**Figure record extracts:**
»»

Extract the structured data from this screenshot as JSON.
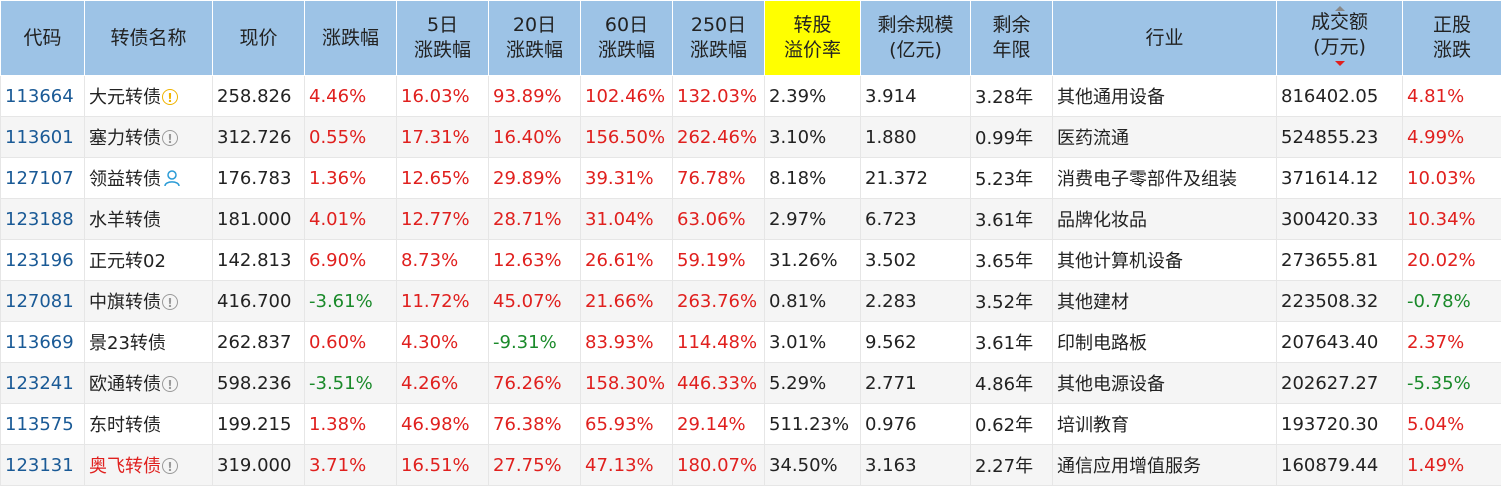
{
  "columns": [
    {
      "label": "代码",
      "w": 84
    },
    {
      "label": "转债名称",
      "w": 128
    },
    {
      "label": "现价",
      "w": 92
    },
    {
      "label": "涨跌幅",
      "w": 92
    },
    {
      "label": "5日\n涨跌幅",
      "w": 92
    },
    {
      "label": "20日\n涨跌幅",
      "w": 92
    },
    {
      "label": "60日\n涨跌幅",
      "w": 92
    },
    {
      "label": "250日\n涨跌幅",
      "w": 92
    },
    {
      "label": "转股\n溢价率",
      "w": 96
    },
    {
      "label": "剩余规模\n(亿元)",
      "w": 110
    },
    {
      "label": "剩余\n年限",
      "w": 82
    },
    {
      "label": "行业",
      "w": 224
    },
    {
      "label": "成交额\n(万元)",
      "w": 126
    },
    {
      "label": "正股\n涨跌",
      "w": 99
    }
  ],
  "highlight_column": 8,
  "sorted_column": 12,
  "rows": [
    {
      "code": "113664",
      "name": "大元转债",
      "icon": "warn",
      "price": "258.826",
      "chg": "4.46%",
      "chg5": "16.03%",
      "chg20": "93.89%",
      "chg60": "102.46%",
      "chg250": "132.03%",
      "premium": "2.39%",
      "size": "3.914",
      "years": "3.28年",
      "industry": "其他通用设备",
      "volume": "816402.05",
      "stock_chg": "4.81%"
    },
    {
      "code": "113601",
      "name": "塞力转债",
      "icon": "info",
      "price": "312.726",
      "chg": "0.55%",
      "chg5": "17.31%",
      "chg20": "16.40%",
      "chg60": "156.50%",
      "chg250": "262.46%",
      "premium": "3.10%",
      "size": "1.880",
      "years": "0.99年",
      "industry": "医药流通",
      "volume": "524855.23",
      "stock_chg": "4.99%"
    },
    {
      "code": "127107",
      "name": "领益转债",
      "icon": "person",
      "price": "176.783",
      "chg": "1.36%",
      "chg5": "12.65%",
      "chg20": "29.89%",
      "chg60": "39.31%",
      "chg250": "76.78%",
      "premium": "8.18%",
      "size": "21.372",
      "years": "5.23年",
      "industry": "消费电子零部件及组装",
      "volume": "371614.12",
      "stock_chg": "10.03%"
    },
    {
      "code": "123188",
      "name": "水羊转债",
      "icon": "",
      "price": "181.000",
      "chg": "4.01%",
      "chg5": "12.77%",
      "chg20": "28.71%",
      "chg60": "31.04%",
      "chg250": "63.06%",
      "premium": "2.97%",
      "size": "6.723",
      "years": "3.61年",
      "industry": "品牌化妆品",
      "volume": "300420.33",
      "stock_chg": "10.34%"
    },
    {
      "code": "123196",
      "name": "正元转02",
      "icon": "",
      "price": "142.813",
      "chg": "6.90%",
      "chg5": "8.73%",
      "chg20": "12.63%",
      "chg60": "26.61%",
      "chg250": "59.19%",
      "premium": "31.26%",
      "size": "3.502",
      "years": "3.65年",
      "industry": "其他计算机设备",
      "volume": "273655.81",
      "stock_chg": "20.02%"
    },
    {
      "code": "127081",
      "name": "中旗转债",
      "icon": "info",
      "price": "416.700",
      "chg": "-3.61%",
      "chg5": "11.72%",
      "chg20": "45.07%",
      "chg60": "21.66%",
      "chg250": "263.76%",
      "premium": "0.81%",
      "size": "2.283",
      "years": "3.52年",
      "industry": "其他建材",
      "volume": "223508.32",
      "stock_chg": "-0.78%"
    },
    {
      "code": "113669",
      "name": "景23转债",
      "icon": "",
      "price": "262.837",
      "chg": "0.60%",
      "chg5": "4.30%",
      "chg20": "-9.31%",
      "chg60": "83.93%",
      "chg250": "114.48%",
      "premium": "3.01%",
      "size": "9.562",
      "years": "3.61年",
      "industry": "印制电路板",
      "volume": "207643.40",
      "stock_chg": "2.37%"
    },
    {
      "code": "123241",
      "name": "欧通转债",
      "icon": "info",
      "price": "598.236",
      "chg": "-3.51%",
      "chg5": "4.26%",
      "chg20": "76.26%",
      "chg60": "158.30%",
      "chg250": "446.33%",
      "premium": "5.29%",
      "size": "2.771",
      "years": "4.86年",
      "industry": "其他电源设备",
      "volume": "202627.27",
      "stock_chg": "-5.35%"
    },
    {
      "code": "113575",
      "name": "东时转债",
      "icon": "",
      "price": "199.215",
      "chg": "1.38%",
      "chg5": "46.98%",
      "chg20": "76.38%",
      "chg60": "65.93%",
      "chg250": "29.14%",
      "premium": "511.23%",
      "size": "0.976",
      "years": "0.62年",
      "industry": "培训教育",
      "volume": "193720.30",
      "stock_chg": "5.04%"
    },
    {
      "code": "123131",
      "name": "奥飞转债",
      "name_red": true,
      "icon": "info",
      "price": "319.000",
      "chg": "3.71%",
      "chg5": "16.51%",
      "chg20": "27.75%",
      "chg60": "47.13%",
      "chg250": "180.07%",
      "premium": "34.50%",
      "size": "3.163",
      "years": "2.27年",
      "industry": "通信应用增值服务",
      "volume": "160879.44",
      "stock_chg": "1.49%"
    }
  ],
  "colors": {
    "header_bg": "#9dc3e6",
    "highlight_bg": "#ffff00",
    "up": "#e0201e",
    "down": "#1a8a2a",
    "code": "#1a5a96"
  }
}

««

**WHAT IS BEING ASKED:** Restate the whole listing above exactly, please, omitting every image.

**SOLUTION TO THIS PROBLEM:**
Extract the structured data from this screenshot as JSON.
{
  "columns": [
    {
      "label": "代码",
      "w": 84
    },
    {
      "label": "转债名称",
      "w": 128
    },
    {
      "label": "现价",
      "w": 92
    },
    {
      "label": "涨跌幅",
      "w": 92
    },
    {
      "label": "5日\n涨跌幅",
      "w": 92
    },
    {
      "label": "20日\n涨跌幅",
      "w": 92
    },
    {
      "label": "60日\n涨跌幅",
      "w": 92
    },
    {
      "label": "250日\n涨跌幅",
      "w": 92
    },
    {
      "label": "转股\n溢价率",
      "w": 96
    },
    {
      "label": "剩余规模\n(亿元)",
      "w": 110
    },
    {
      "label": "剩余\n年限",
      "w": 82
    },
    {
      "label": "行业",
      "w": 224
    },
    {
      "label": "成交额\n(万元)",
      "w": 126
    },
    {
      "label": "正股\n涨跌",
      "w": 99
    }
  ],
  "highlight_column": 8,
  "sorted_column": 12,
  "rows": [
    {
      "code": "113664",
      "name": "大元转债",
      "icon": "warn",
      "price": "258.826",
      "chg": "4.46%",
      "chg5": "16.03%",
      "chg20": "93.89%",
      "chg60": "102.46%",
      "chg250": "132.03%",
      "premium": "2.39%",
      "size": "3.914",
      "years": "3.28年",
      "industry": "其他通用设备",
      "volume": "816402.05",
      "stock_chg": "4.81%"
    },
    {
      "code": "113601",
      "name": "塞力转债",
      "icon": "info",
      "price": "312.726",
      "chg": "0.55%",
      "chg5": "17.31%",
      "chg20": "16.40%",
      "chg60": "156.50%",
      "chg250": "262.46%",
      "premium": "3.10%",
      "size": "1.880",
      "years": "0.99年",
      "industry": "医药流通",
      "volume": "524855.23",
      "stock_chg": "4.99%"
    },
    {
      "code": "127107",
      "name": "领益转债",
      "icon": "person",
      "price": "176.783",
      "chg": "1.36%",
      "chg5": "12.65%",
      "chg20": "29.89%",
      "chg60": "39.31%",
      "chg250": "76.78%",
      "premium": "8.18%",
      "size": "21.372",
      "years": "5.23年",
      "industry": "消费电子零部件及组装",
      "volume": "371614.12",
      "stock_chg": "10.03%"
    },
    {
      "code": "123188",
      "name": "水羊转债",
      "icon": "",
      "price": "181.000",
      "chg": "4.01%",
      "chg5": "12.77%",
      "chg20": "28.71%",
      "chg60": "31.04%",
      "chg250": "63.06%",
      "premium": "2.97%",
      "size": "6.723",
      "years": "3.61年",
      "industry": "品牌化妆品",
      "volume": "300420.33",
      "stock_chg": "10.34%"
    },
    {
      "code": "123196",
      "name": "正元转02",
      "icon": "",
      "price": "142.813",
      "chg": "6.90%",
      "chg5": "8.73%",
      "chg20": "12.63%",
      "chg60": "26.61%",
      "chg250": "59.19%",
      "premium": "31.26%",
      "size": "3.502",
      "years": "3.65年",
      "industry": "其他计算机设备",
      "volume": "273655.81",
      "stock_chg": "20.02%"
    },
    {
      "code": "127081",
      "name": "中旗转债",
      "icon": "info",
      "price": "416.700",
      "chg": "-3.61%",
      "chg5": "11.72%",
      "chg20": "45.07%",
      "chg60": "21.66%",
      "chg250": "263.76%",
      "premium": "0.81%",
      "size": "2.283",
      "years": "3.52年",
      "industry": "其他建材",
      "volume": "223508.32",
      "stock_chg": "-0.78%"
    },
    {
      "code": "113669",
      "name": "景23转债",
      "icon": "",
      "price": "262.837",
      "chg": "0.60%",
      "chg5": "4.30%",
      "chg20": "-9.31%",
      "chg60": "83.93%",
      "chg250": "114.48%",
      "premium": "3.01%",
      "size": "9.562",
      "years": "3.61年",
      "industry": "印制电路板",
      "volume": "207643.40",
      "stock_chg": "2.37%"
    },
    {
      "code": "123241",
      "name": "欧通转债",
      "icon": "info",
      "price": "598.236",
      "chg": "-3.51%",
      "chg5": "4.26%",
      "chg20": "76.26%",
      "chg60": "158.30%",
      "chg250": "446.33%",
      "premium": "5.29%",
      "size": "2.771",
      "years": "4.86年",
      "industry": "其他电源设备",
      "volume": "202627.27",
      "stock_chg": "-5.35%"
    },
    {
      "code": "113575",
      "name": "东时转债",
      "icon": "",
      "price": "199.215",
      "chg": "1.38%",
      "chg5": "46.98%",
      "chg20": "76.38%",
      "chg60": "65.93%",
      "chg250": "29.14%",
      "premium": "511.23%",
      "size": "0.976",
      "years": "0.62年",
      "industry": "培训教育",
      "volume": "193720.30",
      "stock_chg": "5.04%"
    },
    {
      "code": "123131",
      "name": "奥飞转债",
      "name_red": true,
      "icon": "info",
      "price": "319.000",
      "chg": "3.71%",
      "chg5": "16.51%",
      "chg20": "27.75%",
      "chg60": "47.13%",
      "chg250": "180.07%",
      "premium": "34.50%",
      "size": "3.163",
      "years": "2.27年",
      "industry": "通信应用增值服务",
      "volume": "160879.44",
      "stock_chg": "1.49%"
    }
  ],
  "colors": {
    "header_bg": "#9dc3e6",
    "highlight_bg": "#ffff00",
    "up": "#e0201e",
    "down": "#1a8a2a",
    "code": "#1a5a96"
  }
}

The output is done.